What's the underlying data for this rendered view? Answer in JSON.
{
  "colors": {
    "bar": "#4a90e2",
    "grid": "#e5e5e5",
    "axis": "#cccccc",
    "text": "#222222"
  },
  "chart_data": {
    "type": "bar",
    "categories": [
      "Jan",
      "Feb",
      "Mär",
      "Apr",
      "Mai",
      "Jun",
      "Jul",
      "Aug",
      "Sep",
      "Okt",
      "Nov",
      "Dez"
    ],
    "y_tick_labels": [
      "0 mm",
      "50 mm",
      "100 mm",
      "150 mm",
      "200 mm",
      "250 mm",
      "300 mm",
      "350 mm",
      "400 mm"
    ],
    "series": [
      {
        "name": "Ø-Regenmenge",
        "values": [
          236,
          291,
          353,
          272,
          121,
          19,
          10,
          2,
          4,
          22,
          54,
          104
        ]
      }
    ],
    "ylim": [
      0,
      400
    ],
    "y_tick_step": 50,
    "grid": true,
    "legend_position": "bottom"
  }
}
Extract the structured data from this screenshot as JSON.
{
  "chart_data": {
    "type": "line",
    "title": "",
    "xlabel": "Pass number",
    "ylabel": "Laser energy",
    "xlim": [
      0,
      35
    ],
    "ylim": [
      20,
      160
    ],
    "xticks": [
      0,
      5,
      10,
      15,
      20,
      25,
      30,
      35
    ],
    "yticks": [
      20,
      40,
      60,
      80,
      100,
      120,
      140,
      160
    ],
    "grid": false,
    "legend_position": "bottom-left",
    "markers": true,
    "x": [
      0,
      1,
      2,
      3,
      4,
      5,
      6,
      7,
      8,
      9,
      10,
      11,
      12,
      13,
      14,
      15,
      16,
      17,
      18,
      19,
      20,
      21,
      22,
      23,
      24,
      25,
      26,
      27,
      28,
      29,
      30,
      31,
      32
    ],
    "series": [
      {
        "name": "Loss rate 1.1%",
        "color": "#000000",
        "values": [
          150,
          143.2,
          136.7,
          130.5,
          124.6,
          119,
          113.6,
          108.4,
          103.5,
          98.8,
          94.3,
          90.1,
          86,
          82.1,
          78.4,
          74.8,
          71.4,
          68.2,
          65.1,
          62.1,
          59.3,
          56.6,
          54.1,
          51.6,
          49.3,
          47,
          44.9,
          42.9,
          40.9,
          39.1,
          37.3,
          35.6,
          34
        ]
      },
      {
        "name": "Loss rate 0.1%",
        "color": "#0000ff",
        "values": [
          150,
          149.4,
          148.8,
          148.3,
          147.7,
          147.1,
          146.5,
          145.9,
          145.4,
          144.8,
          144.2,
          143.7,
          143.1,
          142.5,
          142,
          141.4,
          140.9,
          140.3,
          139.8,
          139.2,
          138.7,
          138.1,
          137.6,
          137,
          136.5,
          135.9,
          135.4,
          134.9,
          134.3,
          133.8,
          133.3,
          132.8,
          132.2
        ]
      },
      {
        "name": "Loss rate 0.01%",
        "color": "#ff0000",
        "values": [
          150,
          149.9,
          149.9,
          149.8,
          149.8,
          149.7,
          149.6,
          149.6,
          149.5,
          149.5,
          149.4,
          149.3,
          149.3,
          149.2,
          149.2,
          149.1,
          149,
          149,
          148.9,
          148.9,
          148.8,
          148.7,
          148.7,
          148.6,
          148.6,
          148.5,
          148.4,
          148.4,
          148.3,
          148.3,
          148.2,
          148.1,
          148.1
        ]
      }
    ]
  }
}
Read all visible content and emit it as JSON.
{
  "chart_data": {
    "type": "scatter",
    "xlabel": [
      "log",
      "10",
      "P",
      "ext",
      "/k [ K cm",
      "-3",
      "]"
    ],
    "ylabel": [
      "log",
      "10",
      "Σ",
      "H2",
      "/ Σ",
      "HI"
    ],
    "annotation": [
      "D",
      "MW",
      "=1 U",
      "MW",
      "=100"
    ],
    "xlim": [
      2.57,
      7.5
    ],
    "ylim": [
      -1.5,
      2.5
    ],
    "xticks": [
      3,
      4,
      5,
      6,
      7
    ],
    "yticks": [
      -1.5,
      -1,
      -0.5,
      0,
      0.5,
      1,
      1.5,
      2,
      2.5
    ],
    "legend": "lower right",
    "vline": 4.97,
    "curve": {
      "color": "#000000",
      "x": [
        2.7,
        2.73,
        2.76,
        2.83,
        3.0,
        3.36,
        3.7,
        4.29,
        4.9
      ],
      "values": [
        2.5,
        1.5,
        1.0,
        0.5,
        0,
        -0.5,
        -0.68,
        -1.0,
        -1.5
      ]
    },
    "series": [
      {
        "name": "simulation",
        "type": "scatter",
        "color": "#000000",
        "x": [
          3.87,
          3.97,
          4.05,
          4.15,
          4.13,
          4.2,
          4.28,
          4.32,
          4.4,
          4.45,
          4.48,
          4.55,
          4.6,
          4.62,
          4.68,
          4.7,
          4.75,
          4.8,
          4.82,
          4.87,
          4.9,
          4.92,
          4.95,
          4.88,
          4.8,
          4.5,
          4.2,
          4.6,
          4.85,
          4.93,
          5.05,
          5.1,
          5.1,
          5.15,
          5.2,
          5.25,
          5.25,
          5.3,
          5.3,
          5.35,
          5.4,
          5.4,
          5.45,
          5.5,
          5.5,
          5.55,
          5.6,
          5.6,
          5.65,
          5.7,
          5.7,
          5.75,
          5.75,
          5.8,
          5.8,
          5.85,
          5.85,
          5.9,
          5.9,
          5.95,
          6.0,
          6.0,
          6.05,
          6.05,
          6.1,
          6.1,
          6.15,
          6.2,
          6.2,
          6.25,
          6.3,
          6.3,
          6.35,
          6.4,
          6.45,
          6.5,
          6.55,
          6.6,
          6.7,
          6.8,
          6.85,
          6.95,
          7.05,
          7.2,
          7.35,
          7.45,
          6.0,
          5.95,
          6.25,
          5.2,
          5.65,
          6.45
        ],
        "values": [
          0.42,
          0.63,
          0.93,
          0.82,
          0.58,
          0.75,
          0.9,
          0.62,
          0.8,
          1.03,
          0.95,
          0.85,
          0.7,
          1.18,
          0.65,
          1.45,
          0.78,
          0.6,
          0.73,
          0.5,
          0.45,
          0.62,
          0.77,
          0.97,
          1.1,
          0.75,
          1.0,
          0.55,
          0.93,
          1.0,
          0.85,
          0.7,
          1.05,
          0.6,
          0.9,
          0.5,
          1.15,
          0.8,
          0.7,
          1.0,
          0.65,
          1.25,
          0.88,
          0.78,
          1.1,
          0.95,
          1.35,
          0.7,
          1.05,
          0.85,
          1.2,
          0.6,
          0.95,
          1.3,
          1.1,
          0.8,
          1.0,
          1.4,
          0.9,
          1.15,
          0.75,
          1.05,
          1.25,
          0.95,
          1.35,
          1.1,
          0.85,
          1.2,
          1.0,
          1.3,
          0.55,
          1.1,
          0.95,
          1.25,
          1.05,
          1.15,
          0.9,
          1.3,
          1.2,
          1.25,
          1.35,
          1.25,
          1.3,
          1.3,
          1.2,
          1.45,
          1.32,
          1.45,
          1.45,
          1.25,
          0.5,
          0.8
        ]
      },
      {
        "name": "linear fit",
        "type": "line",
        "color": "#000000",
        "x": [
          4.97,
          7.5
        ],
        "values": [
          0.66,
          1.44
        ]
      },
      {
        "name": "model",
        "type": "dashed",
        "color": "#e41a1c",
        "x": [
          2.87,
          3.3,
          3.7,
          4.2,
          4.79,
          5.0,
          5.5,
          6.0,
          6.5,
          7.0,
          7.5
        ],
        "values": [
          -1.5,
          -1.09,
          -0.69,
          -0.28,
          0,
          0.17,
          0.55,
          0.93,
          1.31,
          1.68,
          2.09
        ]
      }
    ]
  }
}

##########

Copy out the full listing exactly.

◆ CORRECT ANSWER:
What's the underlying data for this rendered view? Answer in JSON.
{
  "colors": {
    "bar": "#4a90e2",
    "grid": "#e5e5e5",
    "axis": "#cccccc",
    "text": "#222222"
  },
  "chart_data": {
    "type": "bar",
    "categories": [
      "Jan",
      "Feb",
      "Mär",
      "Apr",
      "Mai",
      "Jun",
      "Jul",
      "Aug",
      "Sep",
      "Okt",
      "Nov",
      "Dez"
    ],
    "y_tick_labels": [
      "0 mm",
      "50 mm",
      "100 mm",
      "150 mm",
      "200 mm",
      "250 mm",
      "300 mm",
      "350 mm",
      "400 mm"
    ],
    "series": [
      {
        "name": "Ø-Regenmenge",
        "values": [
          236,
          291,
          353,
          272,
          121,
          19,
          10,
          2,
          4,
          22,
          54,
          104
        ]
      }
    ],
    "ylim": [
      0,
      400
    ],
    "y_tick_step": 50,
    "grid": true,
    "legend_position": "bottom"
  }
}
Extract the structured data from this screenshot as JSON.
{
  "chart_data": {
    "type": "line",
    "title": "",
    "xlabel": "Pass number",
    "ylabel": "Laser energy",
    "xlim": [
      0,
      35
    ],
    "ylim": [
      20,
      160
    ],
    "xticks": [
      0,
      5,
      10,
      15,
      20,
      25,
      30,
      35
    ],
    "yticks": [
      20,
      40,
      60,
      80,
      100,
      120,
      140,
      160
    ],
    "grid": false,
    "legend_position": "bottom-left",
    "markers": true,
    "x": [
      0,
      1,
      2,
      3,
      4,
      5,
      6,
      7,
      8,
      9,
      10,
      11,
      12,
      13,
      14,
      15,
      16,
      17,
      18,
      19,
      20,
      21,
      22,
      23,
      24,
      25,
      26,
      27,
      28,
      29,
      30,
      31,
      32
    ],
    "series": [
      {
        "name": "Loss rate 1.1%",
        "color": "#000000",
        "values": [
          150,
          143.2,
          136.7,
          130.5,
          124.6,
          119,
          113.6,
          108.4,
          103.5,
          98.8,
          94.3,
          90.1,
          86,
          82.1,
          78.4,
          74.8,
          71.4,
          68.2,
          65.1,
          62.1,
          59.3,
          56.6,
          54.1,
          51.6,
          49.3,
          47,
          44.9,
          42.9,
          40.9,
          39.1,
          37.3,
          35.6,
          34
        ]
      },
      {
        "name": "Loss rate 0.1%",
        "color": "#0000ff",
        "values": [
          150,
          149.4,
          148.8,
          148.3,
          147.7,
          147.1,
          146.5,
          145.9,
          145.4,
          144.8,
          144.2,
          143.7,
          143.1,
          142.5,
          142,
          141.4,
          140.9,
          140.3,
          139.8,
          139.2,
          138.7,
          138.1,
          137.6,
          137,
          136.5,
          135.9,
          135.4,
          134.9,
          134.3,
          133.8,
          133.3,
          132.8,
          132.2
        ]
      },
      {
        "name": "Loss rate 0.01%",
        "color": "#ff0000",
        "values": [
          150,
          149.9,
          149.9,
          149.8,
          149.8,
          149.7,
          149.6,
          149.6,
          149.5,
          149.5,
          149.4,
          149.3,
          149.3,
          149.2,
          149.2,
          149.1,
          149,
          149,
          148.9,
          148.9,
          148.8,
          148.7,
          148.7,
          148.6,
          148.6,
          148.5,
          148.4,
          148.4,
          148.3,
          148.3,
          148.2,
          148.1,
          148.1
        ]
      }
    ]
  }
}
Read all visible content and emit it as JSON.
{
  "chart_data": {
    "type": "scatter",
    "xlabel": [
      "log",
      "10",
      "P",
      "ext",
      "/k [ K cm",
      "-3",
      "]"
    ],
    "ylabel": [
      "log",
      "10",
      "Σ",
      "H2",
      "/ Σ",
      "HI"
    ],
    "annotation": [
      "D",
      "MW",
      "=1 U",
      "MW",
      "=100"
    ],
    "xlim": [
      2.57,
      7.5
    ],
    "ylim": [
      -1.5,
      2.5
    ],
    "xticks": [
      3,
      4,
      5,
      6,
      7
    ],
    "yticks": [
      -1.5,
      -1,
      -0.5,
      0,
      0.5,
      1,
      1.5,
      2,
      2.5
    ],
    "legend": "lower right",
    "vline": 4.97,
    "curve": {
      "color": "#000000",
      "x": [
        2.7,
        2.73,
        2.76,
        2.83,
        3.0,
        3.36,
        3.7,
        4.29,
        4.9
      ],
      "values": [
        2.5,
        1.5,
        1.0,
        0.5,
        0,
        -0.5,
        -0.68,
        -1.0,
        -1.5
      ]
    },
    "series": [
      {
        "name": "simulation",
        "type": "scatter",
        "color": "#000000",
        "x": [
          3.87,
          3.97,
          4.05,
          4.15,
          4.13,
          4.2,
          4.28,
          4.32,
          4.4,
          4.45,
          4.48,
          4.55,
          4.6,
          4.62,
          4.68,
          4.7,
          4.75,
          4.8,
          4.82,
          4.87,
          4.9,
          4.92,
          4.95,
          4.88,
          4.8,
          4.5,
          4.2,
          4.6,
          4.85,
          4.93,
          5.05,
          5.1,
          5.1,
          5.15,
          5.2,
          5.25,
          5.25,
          5.3,
          5.3,
          5.35,
          5.4,
          5.4,
          5.45,
          5.5,
          5.5,
          5.55,
          5.6,
          5.6,
          5.65,
          5.7,
          5.7,
          5.75,
          5.75,
          5.8,
          5.8,
          5.85,
          5.85,
          5.9,
          5.9,
          5.95,
          6.0,
          6.0,
          6.05,
          6.05,
          6.1,
          6.1,
          6.15,
          6.2,
          6.2,
          6.25,
          6.3,
          6.3,
          6.35,
          6.4,
          6.45,
          6.5,
          6.55,
          6.6,
          6.7,
          6.8,
          6.85,
          6.95,
          7.05,
          7.2,
          7.35,
          7.45,
          6.0,
          5.95,
          6.25,
          5.2,
          5.65,
          6.45
        ],
        "values": [
          0.42,
          0.63,
          0.93,
          0.82,
          0.58,
          0.75,
          0.9,
          0.62,
          0.8,
          1.03,
          0.95,
          0.85,
          0.7,
          1.18,
          0.65,
          1.45,
          0.78,
          0.6,
          0.73,
          0.5,
          0.45,
          0.62,
          0.77,
          0.97,
          1.1,
          0.75,
          1.0,
          0.55,
          0.93,
          1.0,
          0.85,
          0.7,
          1.05,
          0.6,
          0.9,
          0.5,
          1.15,
          0.8,
          0.7,
          1.0,
          0.65,
          1.25,
          0.88,
          0.78,
          1.1,
          0.95,
          1.35,
          0.7,
          1.05,
          0.85,
          1.2,
          0.6,
          0.95,
          1.3,
          1.1,
          0.8,
          1.0,
          1.4,
          0.9,
          1.15,
          0.75,
          1.05,
          1.25,
          0.95,
          1.35,
          1.1,
          0.85,
          1.2,
          1.0,
          1.3,
          0.55,
          1.1,
          0.95,
          1.25,
          1.05,
          1.15,
          0.9,
          1.3,
          1.2,
          1.25,
          1.35,
          1.25,
          1.3,
          1.3,
          1.2,
          1.45,
          1.32,
          1.45,
          1.45,
          1.25,
          0.5,
          0.8
        ]
      },
      {
        "name": "linear fit",
        "type": "line",
        "color": "#000000",
        "x": [
          4.97,
          7.5
        ],
        "values": [
          0.66,
          1.44
        ]
      },
      {
        "name": "model",
        "type": "dashed",
        "color": "#e41a1c",
        "x": [
          2.87,
          3.3,
          3.7,
          4.2,
          4.79,
          5.0,
          5.5,
          6.0,
          6.5,
          7.0,
          7.5
        ],
        "values": [
          -1.5,
          -1.09,
          -0.69,
          -0.28,
          0,
          0.17,
          0.55,
          0.93,
          1.31,
          1.68,
          2.09
        ]
      }
    ]
  }
}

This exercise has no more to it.